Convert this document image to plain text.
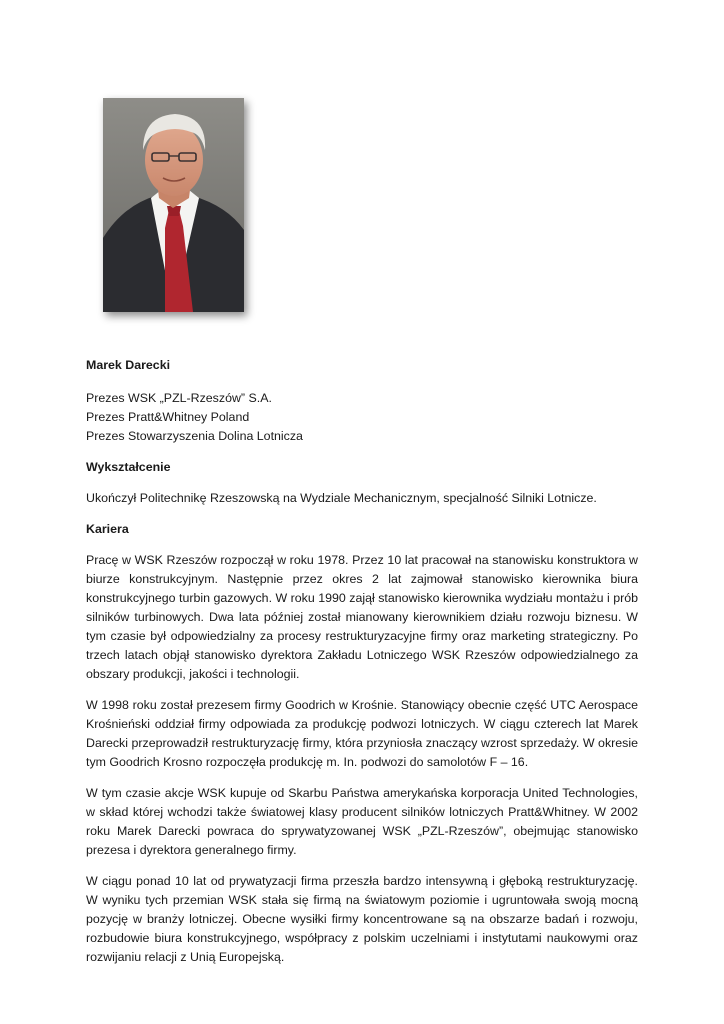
Marek Darecki
Prezes WSK „PZL-Rzeszów” S.A.
Prezes Pratt&Whitney Poland
Prezes Stowarzyszenia Dolina Lotnicza
Wykształcenie
Ukończył Politechnikę Rzeszowską na Wydziale Mechanicznym, specjalność Silniki Lotnicze.
Kariera
Pracę w WSK Rzeszów rozpoczął w roku 1978. Przez 10 lat pracował na stanowisku konstruktora w biurze konstrukcyjnym. Następnie przez okres 2 lat zajmował stanowisko kierownika biura konstrukcyjnego turbin gazowych. W roku 1990 zajął stanowisko kierownika wydziału montażu i prób silników turbinowych. Dwa lata później został mianowany kierownikiem działu rozwoju biznesu. W tym czasie był odpowiedzialny za procesy restrukturyzacyjne firmy oraz marketing strategiczny. Po trzech latach objął stanowisko dyrektora Zakładu Lotniczego WSK Rzeszów odpowiedzialnego za obszary produkcji, jakości i technologii.
W 1998 roku został prezesem firmy Goodrich w Krośnie. Stanowiący obecnie część UTC Aerospace Krośnieński oddział firmy odpowiada za produkcję podwozi lotniczych. W ciągu czterech lat Marek Darecki przeprowadził restrukturyzację firmy, która przyniosła znaczący wzrost sprzedaży. W okresie tym Goodrich Krosno rozpoczęła produkcję m. In. podwozi do samolotów F – 16.
W tym czasie akcje WSK kupuje od Skarbu Państwa amerykańska korporacja United Technologies, w skład której wchodzi także światowej klasy producent silników lotniczych Pratt&Whitney. W 2002 roku Marek Darecki powraca do sprywatyzowanej WSK „PZL-Rzeszów”, obejmując stanowisko prezesa i dyrektora generalnego firmy.
W ciągu ponad 10 lat od prywatyzacji firma przeszła bardzo intensywną i głęboką restrukturyzację. W wyniku tych przemian WSK stała się firmą na światowym poziomie i ugruntowała swoją mocną pozycję w branży lotniczej. Obecne wysiłki firmy koncentrowane są na obszarze badań i rozwoju, rozbudowie biura konstrukcyjnego, współpracy z polskim uczelniami i instytutami naukowymi oraz rozwijaniu relacji z Unią Europejską.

□ □ □ □ □

AIM —
Copy each line of the entries that includes the word "Marek".

THE COMPLETED TASK —
Marek Darecki
W 1998 roku został prezesem firmy Goodrich w Krośnie. Stanowiący obecnie część UTC Aerospace Krośnieński oddział firmy odpowiada za produkcję podwozi lotniczych. W ciągu czterech lat Marek Darecki przeprowadził restrukturyzację firmy, która przyniosła znaczący wzrost sprzedaży. W okresie tym Goodrich Krosno rozpoczęła produkcję m. In. podwozi do samolotów F – 16.
W tym czasie akcje WSK kupuje od Skarbu Państwa amerykańska korporacja United Technologies, w skład której wchodzi także światowej klasy producent silników lotniczych Pratt&Whitney. W 2002 roku Marek Darecki powraca do sprywatyzowanej WSK „PZL-Rzeszów”, obejmując stanowisko prezesa i dyrektora generalnego firmy.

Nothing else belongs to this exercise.